### EXERCISE REQUIREMENTS
Your task is to repeat all of the material exactly.

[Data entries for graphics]
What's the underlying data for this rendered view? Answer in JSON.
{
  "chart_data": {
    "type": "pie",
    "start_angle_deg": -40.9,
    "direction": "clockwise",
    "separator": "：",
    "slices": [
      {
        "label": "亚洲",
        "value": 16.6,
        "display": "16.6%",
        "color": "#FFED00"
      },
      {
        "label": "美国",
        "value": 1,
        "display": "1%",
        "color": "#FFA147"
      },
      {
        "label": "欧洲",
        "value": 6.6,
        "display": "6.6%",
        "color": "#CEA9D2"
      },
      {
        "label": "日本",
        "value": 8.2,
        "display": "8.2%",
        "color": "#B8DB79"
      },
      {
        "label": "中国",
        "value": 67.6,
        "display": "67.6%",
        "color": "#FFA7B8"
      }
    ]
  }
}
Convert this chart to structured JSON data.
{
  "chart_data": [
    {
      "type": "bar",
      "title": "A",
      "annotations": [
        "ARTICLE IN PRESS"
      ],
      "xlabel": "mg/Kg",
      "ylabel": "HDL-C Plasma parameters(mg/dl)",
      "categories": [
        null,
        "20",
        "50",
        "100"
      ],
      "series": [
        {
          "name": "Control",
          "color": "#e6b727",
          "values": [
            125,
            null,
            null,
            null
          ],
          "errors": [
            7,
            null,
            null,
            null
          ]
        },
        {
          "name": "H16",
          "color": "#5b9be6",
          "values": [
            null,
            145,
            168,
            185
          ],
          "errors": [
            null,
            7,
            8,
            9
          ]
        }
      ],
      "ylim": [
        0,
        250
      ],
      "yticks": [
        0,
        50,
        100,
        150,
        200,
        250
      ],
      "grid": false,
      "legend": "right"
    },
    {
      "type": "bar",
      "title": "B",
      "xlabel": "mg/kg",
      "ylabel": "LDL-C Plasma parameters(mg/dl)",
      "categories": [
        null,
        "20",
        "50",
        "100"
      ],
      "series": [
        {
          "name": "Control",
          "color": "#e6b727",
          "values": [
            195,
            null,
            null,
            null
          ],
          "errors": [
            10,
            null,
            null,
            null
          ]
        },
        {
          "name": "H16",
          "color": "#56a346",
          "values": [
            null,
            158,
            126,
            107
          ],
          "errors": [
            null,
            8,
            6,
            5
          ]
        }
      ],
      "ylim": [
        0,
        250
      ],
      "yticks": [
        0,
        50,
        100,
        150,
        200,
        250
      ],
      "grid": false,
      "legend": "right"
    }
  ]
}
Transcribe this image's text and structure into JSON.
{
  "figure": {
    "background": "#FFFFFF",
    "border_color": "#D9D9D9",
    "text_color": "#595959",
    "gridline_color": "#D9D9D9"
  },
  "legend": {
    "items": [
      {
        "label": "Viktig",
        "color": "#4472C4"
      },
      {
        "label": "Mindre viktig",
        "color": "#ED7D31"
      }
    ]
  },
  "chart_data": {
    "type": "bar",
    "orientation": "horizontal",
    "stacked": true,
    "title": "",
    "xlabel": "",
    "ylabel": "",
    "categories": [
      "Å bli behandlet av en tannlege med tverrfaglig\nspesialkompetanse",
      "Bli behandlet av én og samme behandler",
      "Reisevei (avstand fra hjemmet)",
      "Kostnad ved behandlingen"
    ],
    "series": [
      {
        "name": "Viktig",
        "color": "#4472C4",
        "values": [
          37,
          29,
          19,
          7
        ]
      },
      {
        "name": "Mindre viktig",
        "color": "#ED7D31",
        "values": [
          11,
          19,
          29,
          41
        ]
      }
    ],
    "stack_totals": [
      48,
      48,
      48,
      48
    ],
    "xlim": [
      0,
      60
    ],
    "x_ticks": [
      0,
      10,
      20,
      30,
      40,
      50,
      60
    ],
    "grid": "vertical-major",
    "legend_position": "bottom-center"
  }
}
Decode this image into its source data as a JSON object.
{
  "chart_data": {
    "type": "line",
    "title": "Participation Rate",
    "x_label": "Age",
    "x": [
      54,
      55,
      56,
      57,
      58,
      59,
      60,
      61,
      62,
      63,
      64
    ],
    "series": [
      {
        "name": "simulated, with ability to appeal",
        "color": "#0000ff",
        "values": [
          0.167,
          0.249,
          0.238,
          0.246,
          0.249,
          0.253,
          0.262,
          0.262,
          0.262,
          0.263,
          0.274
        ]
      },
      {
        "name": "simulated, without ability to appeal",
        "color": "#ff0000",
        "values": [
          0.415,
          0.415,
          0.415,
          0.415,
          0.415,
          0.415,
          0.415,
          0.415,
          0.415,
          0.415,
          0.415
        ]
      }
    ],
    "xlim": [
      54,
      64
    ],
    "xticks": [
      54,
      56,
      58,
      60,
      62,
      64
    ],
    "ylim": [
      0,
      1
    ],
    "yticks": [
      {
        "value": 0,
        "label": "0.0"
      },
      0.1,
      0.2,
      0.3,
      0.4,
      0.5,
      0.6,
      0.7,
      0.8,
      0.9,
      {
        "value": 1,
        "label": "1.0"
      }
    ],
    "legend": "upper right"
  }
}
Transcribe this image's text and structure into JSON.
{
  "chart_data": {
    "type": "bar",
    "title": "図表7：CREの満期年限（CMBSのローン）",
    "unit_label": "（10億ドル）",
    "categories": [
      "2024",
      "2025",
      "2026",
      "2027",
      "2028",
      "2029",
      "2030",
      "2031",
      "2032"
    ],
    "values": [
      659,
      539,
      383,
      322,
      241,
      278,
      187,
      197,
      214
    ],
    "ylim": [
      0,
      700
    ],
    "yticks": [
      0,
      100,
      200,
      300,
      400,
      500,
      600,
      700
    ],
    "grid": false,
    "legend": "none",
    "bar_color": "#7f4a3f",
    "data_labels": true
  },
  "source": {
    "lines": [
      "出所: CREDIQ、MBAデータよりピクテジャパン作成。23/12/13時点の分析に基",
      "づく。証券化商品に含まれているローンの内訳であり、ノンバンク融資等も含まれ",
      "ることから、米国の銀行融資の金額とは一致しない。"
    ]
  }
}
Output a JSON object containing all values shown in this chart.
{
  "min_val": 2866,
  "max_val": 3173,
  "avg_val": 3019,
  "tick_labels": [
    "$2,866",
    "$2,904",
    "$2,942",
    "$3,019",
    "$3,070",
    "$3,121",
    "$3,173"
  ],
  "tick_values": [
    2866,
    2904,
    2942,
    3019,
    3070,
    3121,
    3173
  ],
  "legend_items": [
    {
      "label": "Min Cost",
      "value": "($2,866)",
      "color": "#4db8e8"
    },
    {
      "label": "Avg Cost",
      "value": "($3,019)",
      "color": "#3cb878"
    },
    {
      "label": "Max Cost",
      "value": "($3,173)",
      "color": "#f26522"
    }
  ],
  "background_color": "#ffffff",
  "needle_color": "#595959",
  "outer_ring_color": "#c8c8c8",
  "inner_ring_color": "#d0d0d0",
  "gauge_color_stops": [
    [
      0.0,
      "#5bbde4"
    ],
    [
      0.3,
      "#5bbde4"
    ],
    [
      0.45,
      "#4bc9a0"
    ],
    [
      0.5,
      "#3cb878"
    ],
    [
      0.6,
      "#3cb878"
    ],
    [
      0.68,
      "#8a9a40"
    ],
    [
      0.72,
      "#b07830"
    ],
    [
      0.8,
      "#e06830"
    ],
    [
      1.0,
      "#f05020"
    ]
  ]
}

### TASK ANSWER
What's the underlying data for this rendered view? Answer in JSON.
{
  "chart_data": {
    "type": "pie",
    "start_angle_deg": -40.9,
    "direction": "clockwise",
    "separator": "：",
    "slices": [
      {
        "label": "亚洲",
        "value": 16.6,
        "display": "16.6%",
        "color": "#FFED00"
      },
      {
        "label": "美国",
        "value": 1,
        "display": "1%",
        "color": "#FFA147"
      },
      {
        "label": "欧洲",
        "value": 6.6,
        "display": "6.6%",
        "color": "#CEA9D2"
      },
      {
        "label": "日本",
        "value": 8.2,
        "display": "8.2%",
        "color": "#B8DB79"
      },
      {
        "label": "中国",
        "value": 67.6,
        "display": "67.6%",
        "color": "#FFA7B8"
      }
    ]
  }
}
Convert this chart to structured JSON data.
{
  "chart_data": [
    {
      "type": "bar",
      "title": "A",
      "annotations": [
        "ARTICLE IN PRESS"
      ],
      "xlabel": "mg/Kg",
      "ylabel": "HDL-C Plasma parameters(mg/dl)",
      "categories": [
        null,
        "20",
        "50",
        "100"
      ],
      "series": [
        {
          "name": "Control",
          "color": "#e6b727",
          "values": [
            125,
            null,
            null,
            null
          ],
          "errors": [
            7,
            null,
            null,
            null
          ]
        },
        {
          "name": "H16",
          "color": "#5b9be6",
          "values": [
            null,
            145,
            168,
            185
          ],
          "errors": [
            null,
            7,
            8,
            9
          ]
        }
      ],
      "ylim": [
        0,
        250
      ],
      "yticks": [
        0,
        50,
        100,
        150,
        200,
        250
      ],
      "grid": false,
      "legend": "right"
    },
    {
      "type": "bar",
      "title": "B",
      "xlabel": "mg/kg",
      "ylabel": "LDL-C Plasma parameters(mg/dl)",
      "categories": [
        null,
        "20",
        "50",
        "100"
      ],
      "series": [
        {
          "name": "Control",
          "color": "#e6b727",
          "values": [
            195,
            null,
            null,
            null
          ],
          "errors": [
            10,
            null,
            null,
            null
          ]
        },
        {
          "name": "H16",
          "color": "#56a346",
          "values": [
            null,
            158,
            126,
            107
          ],
          "errors": [
            null,
            8,
            6,
            5
          ]
        }
      ],
      "ylim": [
        0,
        250
      ],
      "yticks": [
        0,
        50,
        100,
        150,
        200,
        250
      ],
      "grid": false,
      "legend": "right"
    }
  ]
}
Transcribe this image's text and structure into JSON.
{
  "figure": {
    "background": "#FFFFFF",
    "border_color": "#D9D9D9",
    "text_color": "#595959",
    "gridline_color": "#D9D9D9"
  },
  "legend": {
    "items": [
      {
        "label": "Viktig",
        "color": "#4472C4"
      },
      {
        "label": "Mindre viktig",
        "color": "#ED7D31"
      }
    ]
  },
  "chart_data": {
    "type": "bar",
    "orientation": "horizontal",
    "stacked": true,
    "title": "",
    "xlabel": "",
    "ylabel": "",
    "categories": [
      "Å bli behandlet av en tannlege med tverrfaglig\nspesialkompetanse",
      "Bli behandlet av én og samme behandler",
      "Reisevei (avstand fra hjemmet)",
      "Kostnad ved behandlingen"
    ],
    "series": [
      {
        "name": "Viktig",
        "color": "#4472C4",
        "values": [
          37,
          29,
          19,
          7
        ]
      },
      {
        "name": "Mindre viktig",
        "color": "#ED7D31",
        "values": [
          11,
          19,
          29,
          41
        ]
      }
    ],
    "stack_totals": [
      48,
      48,
      48,
      48
    ],
    "xlim": [
      0,
      60
    ],
    "x_ticks": [
      0,
      10,
      20,
      30,
      40,
      50,
      60
    ],
    "grid": "vertical-major",
    "legend_position": "bottom-center"
  }
}
Decode this image into its source data as a JSON object.
{
  "chart_data": {
    "type": "line",
    "title": "Participation Rate",
    "x_label": "Age",
    "x": [
      54,
      55,
      56,
      57,
      58,
      59,
      60,
      61,
      62,
      63,
      64
    ],
    "series": [
      {
        "name": "simulated, with ability to appeal",
        "color": "#0000ff",
        "values": [
          0.167,
          0.249,
          0.238,
          0.246,
          0.249,
          0.253,
          0.262,
          0.262,
          0.262,
          0.263,
          0.274
        ]
      },
      {
        "name": "simulated, without ability to appeal",
        "color": "#ff0000",
        "values": [
          0.415,
          0.415,
          0.415,
          0.415,
          0.415,
          0.415,
          0.415,
          0.415,
          0.415,
          0.415,
          0.415
        ]
      }
    ],
    "xlim": [
      54,
      64
    ],
    "xticks": [
      54,
      56,
      58,
      60,
      62,
      64
    ],
    "ylim": [
      0,
      1
    ],
    "yticks": [
      {
        "value": 0,
        "label": "0.0"
      },
      0.1,
      0.2,
      0.3,
      0.4,
      0.5,
      0.6,
      0.7,
      0.8,
      0.9,
      {
        "value": 1,
        "label": "1.0"
      }
    ],
    "legend": "upper right"
  }
}
Transcribe this image's text and structure into JSON.
{
  "chart_data": {
    "type": "bar",
    "title": "図表7：CREの満期年限（CMBSのローン）",
    "unit_label": "（10億ドル）",
    "categories": [
      "2024",
      "2025",
      "2026",
      "2027",
      "2028",
      "2029",
      "2030",
      "2031",
      "2032"
    ],
    "values": [
      659,
      539,
      383,
      322,
      241,
      278,
      187,
      197,
      214
    ],
    "ylim": [
      0,
      700
    ],
    "yticks": [
      0,
      100,
      200,
      300,
      400,
      500,
      600,
      700
    ],
    "grid": false,
    "legend": "none",
    "bar_color": "#7f4a3f",
    "data_labels": true
  },
  "source": {
    "lines": [
      "出所: CREDIQ、MBAデータよりピクテジャパン作成。23/12/13時点の分析に基",
      "づく。証券化商品に含まれているローンの内訳であり、ノンバンク融資等も含まれ",
      "ることから、米国の銀行融資の金額とは一致しない。"
    ]
  }
}
Output a JSON object containing all values shown in this chart.
{
  "min_val": 2866,
  "max_val": 3173,
  "avg_val": 3019,
  "tick_labels": [
    "$2,866",
    "$2,904",
    "$2,942",
    "$3,019",
    "$3,070",
    "$3,121",
    "$3,173"
  ],
  "tick_values": [
    2866,
    2904,
    2942,
    3019,
    3070,
    3121,
    3173
  ],
  "legend_items": [
    {
      "label": "Min Cost",
      "value": "($2,866)",
      "color": "#4db8e8"
    },
    {
      "label": "Avg Cost",
      "value": "($3,019)",
      "color": "#3cb878"
    },
    {
      "label": "Max Cost",
      "value": "($3,173)",
      "color": "#f26522"
    }
  ],
  "background_color": "#ffffff",
  "needle_color": "#595959",
  "outer_ring_color": "#c8c8c8",
  "inner_ring_color": "#d0d0d0",
  "gauge_color_stops": [
    [
      0.0,
      "#5bbde4"
    ],
    [
      0.3,
      "#5bbde4"
    ],
    [
      0.45,
      "#4bc9a0"
    ],
    [
      0.5,
      "#3cb878"
    ],
    [
      0.6,
      "#3cb878"
    ],
    [
      0.68,
      "#8a9a40"
    ],
    [
      0.72,
      "#b07830"
    ],
    [
      0.8,
      "#e06830"
    ],
    [
      1.0,
      "#f05020"
    ]
  ]
}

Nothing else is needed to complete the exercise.